**PROBLEM**. Restate the records that follow word for word; no pictures should appear.

**EXERCISE INPUT**.
--- START ---
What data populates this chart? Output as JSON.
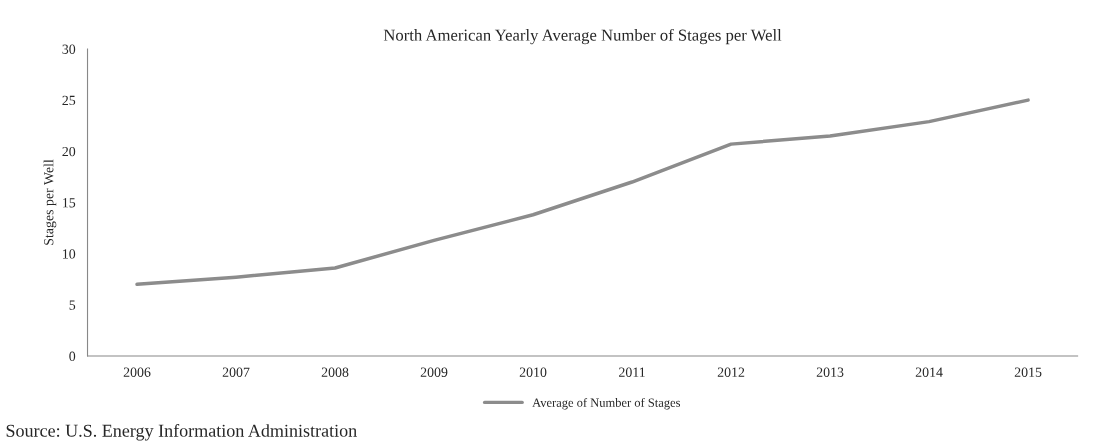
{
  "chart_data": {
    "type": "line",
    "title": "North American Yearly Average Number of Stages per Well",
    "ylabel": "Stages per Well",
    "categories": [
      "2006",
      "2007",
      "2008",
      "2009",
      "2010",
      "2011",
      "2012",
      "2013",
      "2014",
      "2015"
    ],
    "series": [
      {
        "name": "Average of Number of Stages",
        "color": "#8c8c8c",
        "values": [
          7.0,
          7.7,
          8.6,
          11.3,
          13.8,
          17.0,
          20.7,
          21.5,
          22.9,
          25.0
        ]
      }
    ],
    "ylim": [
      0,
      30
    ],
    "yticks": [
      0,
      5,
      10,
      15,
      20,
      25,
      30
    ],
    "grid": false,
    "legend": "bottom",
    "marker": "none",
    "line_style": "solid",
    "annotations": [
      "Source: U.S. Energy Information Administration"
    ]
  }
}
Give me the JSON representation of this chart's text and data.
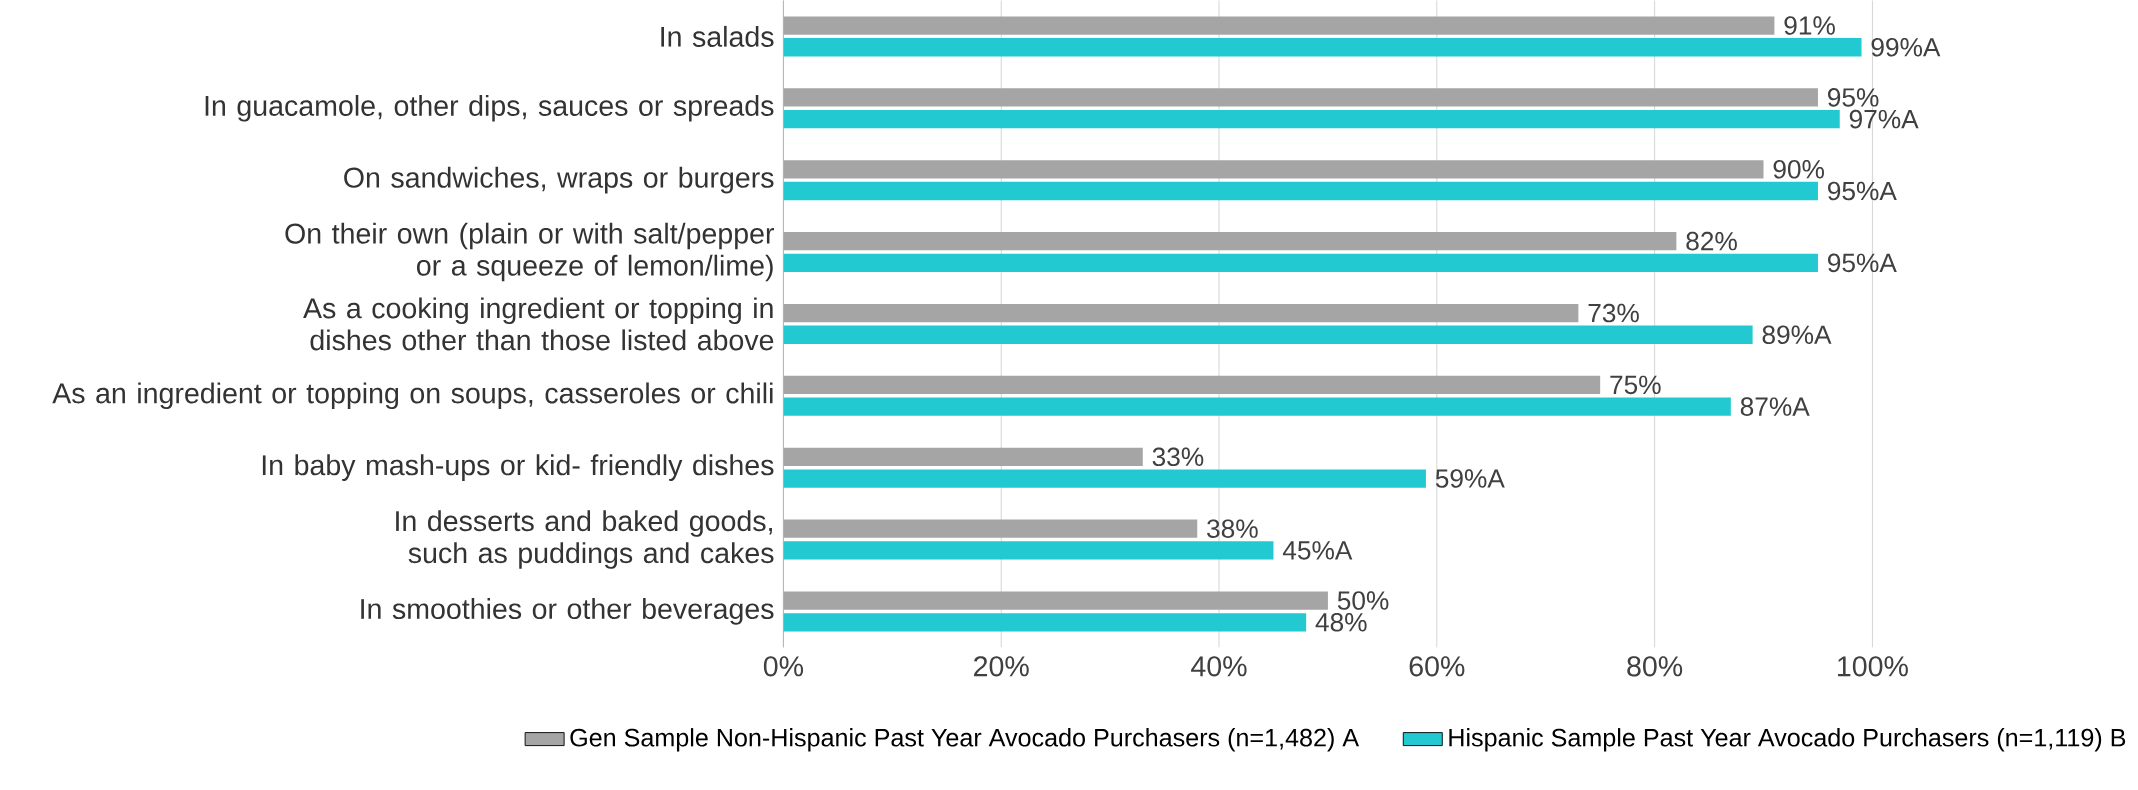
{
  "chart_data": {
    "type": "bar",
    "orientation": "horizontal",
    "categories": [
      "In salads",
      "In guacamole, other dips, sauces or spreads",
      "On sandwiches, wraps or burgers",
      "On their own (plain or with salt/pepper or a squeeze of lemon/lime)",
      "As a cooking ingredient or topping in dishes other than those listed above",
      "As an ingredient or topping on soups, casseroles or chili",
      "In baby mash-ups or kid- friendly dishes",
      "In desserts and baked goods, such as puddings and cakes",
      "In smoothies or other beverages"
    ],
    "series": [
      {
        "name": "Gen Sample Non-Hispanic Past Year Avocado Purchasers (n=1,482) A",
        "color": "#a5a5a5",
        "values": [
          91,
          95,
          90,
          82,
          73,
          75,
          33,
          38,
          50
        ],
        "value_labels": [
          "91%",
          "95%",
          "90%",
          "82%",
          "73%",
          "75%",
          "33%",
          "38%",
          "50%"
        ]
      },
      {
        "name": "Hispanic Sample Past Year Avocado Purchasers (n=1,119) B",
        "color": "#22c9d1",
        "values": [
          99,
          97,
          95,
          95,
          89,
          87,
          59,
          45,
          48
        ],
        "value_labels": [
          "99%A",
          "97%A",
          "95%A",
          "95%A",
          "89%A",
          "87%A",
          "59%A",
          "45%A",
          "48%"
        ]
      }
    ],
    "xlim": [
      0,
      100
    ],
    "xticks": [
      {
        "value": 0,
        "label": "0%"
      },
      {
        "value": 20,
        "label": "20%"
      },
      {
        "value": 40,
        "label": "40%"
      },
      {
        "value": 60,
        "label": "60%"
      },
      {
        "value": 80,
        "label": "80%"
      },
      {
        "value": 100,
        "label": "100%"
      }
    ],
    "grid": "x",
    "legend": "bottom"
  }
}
--- END ---
**THE ANSWER**.
What data populates this chart? Output as JSON.
{
  "chart_data": {
    "type": "line",
    "title": "North American Yearly Average Number of Stages per Well",
    "ylabel": "Stages per Well",
    "categories": [
      "2006",
      "2007",
      "2008",
      "2009",
      "2010",
      "2011",
      "2012",
      "2013",
      "2014",
      "2015"
    ],
    "series": [
      {
        "name": "Average of Number of Stages",
        "color": "#8c8c8c",
        "values": [
          7.0,
          7.7,
          8.6,
          11.3,
          13.8,
          17.0,
          20.7,
          21.5,
          22.9,
          25.0
        ]
      }
    ],
    "ylim": [
      0,
      30
    ],
    "yticks": [
      0,
      5,
      10,
      15,
      20,
      25,
      30
    ],
    "grid": false,
    "legend": "bottom",
    "marker": "none",
    "line_style": "solid",
    "annotations": [
      "Source: U.S. Energy Information Administration"
    ]
  }
}
Give me the JSON representation of this chart's text and data.
{
  "chart_data": {
    "type": "bar",
    "orientation": "horizontal",
    "categories": [
      "In salads",
      "In guacamole, other dips, sauces or spreads",
      "On sandwiches, wraps or burgers",
      "On their own (plain or with salt/pepper or a squeeze of lemon/lime)",
      "As a cooking ingredient or topping in dishes other than those listed above",
      "As an ingredient or topping on soups, casseroles or chili",
      "In baby mash-ups or kid- friendly dishes",
      "In desserts and baked goods, such as puddings and cakes",
      "In smoothies or other beverages"
    ],
    "series": [
      {
        "name": "Gen Sample Non-Hispanic Past Year Avocado Purchasers (n=1,482) A",
        "color": "#a5a5a5",
        "values": [
          91,
          95,
          90,
          82,
          73,
          75,
          33,
          38,
          50
        ],
        "value_labels": [
          "91%",
          "95%",
          "90%",
          "82%",
          "73%",
          "75%",
          "33%",
          "38%",
          "50%"
        ]
      },
      {
        "name": "Hispanic Sample Past Year Avocado Purchasers (n=1,119) B",
        "color": "#22c9d1",
        "values": [
          99,
          97,
          95,
          95,
          89,
          87,
          59,
          45,
          48
        ],
        "value_labels": [
          "99%A",
          "97%A",
          "95%A",
          "95%A",
          "89%A",
          "87%A",
          "59%A",
          "45%A",
          "48%"
        ]
      }
    ],
    "xlim": [
      0,
      100
    ],
    "xticks": [
      {
        "value": 0,
        "label": "0%"
      },
      {
        "value": 20,
        "label": "20%"
      },
      {
        "value": 40,
        "label": "40%"
      },
      {
        "value": 60,
        "label": "60%"
      },
      {
        "value": 80,
        "label": "80%"
      },
      {
        "value": 100,
        "label": "100%"
      }
    ],
    "grid": "x",
    "legend": "bottom"
  }
}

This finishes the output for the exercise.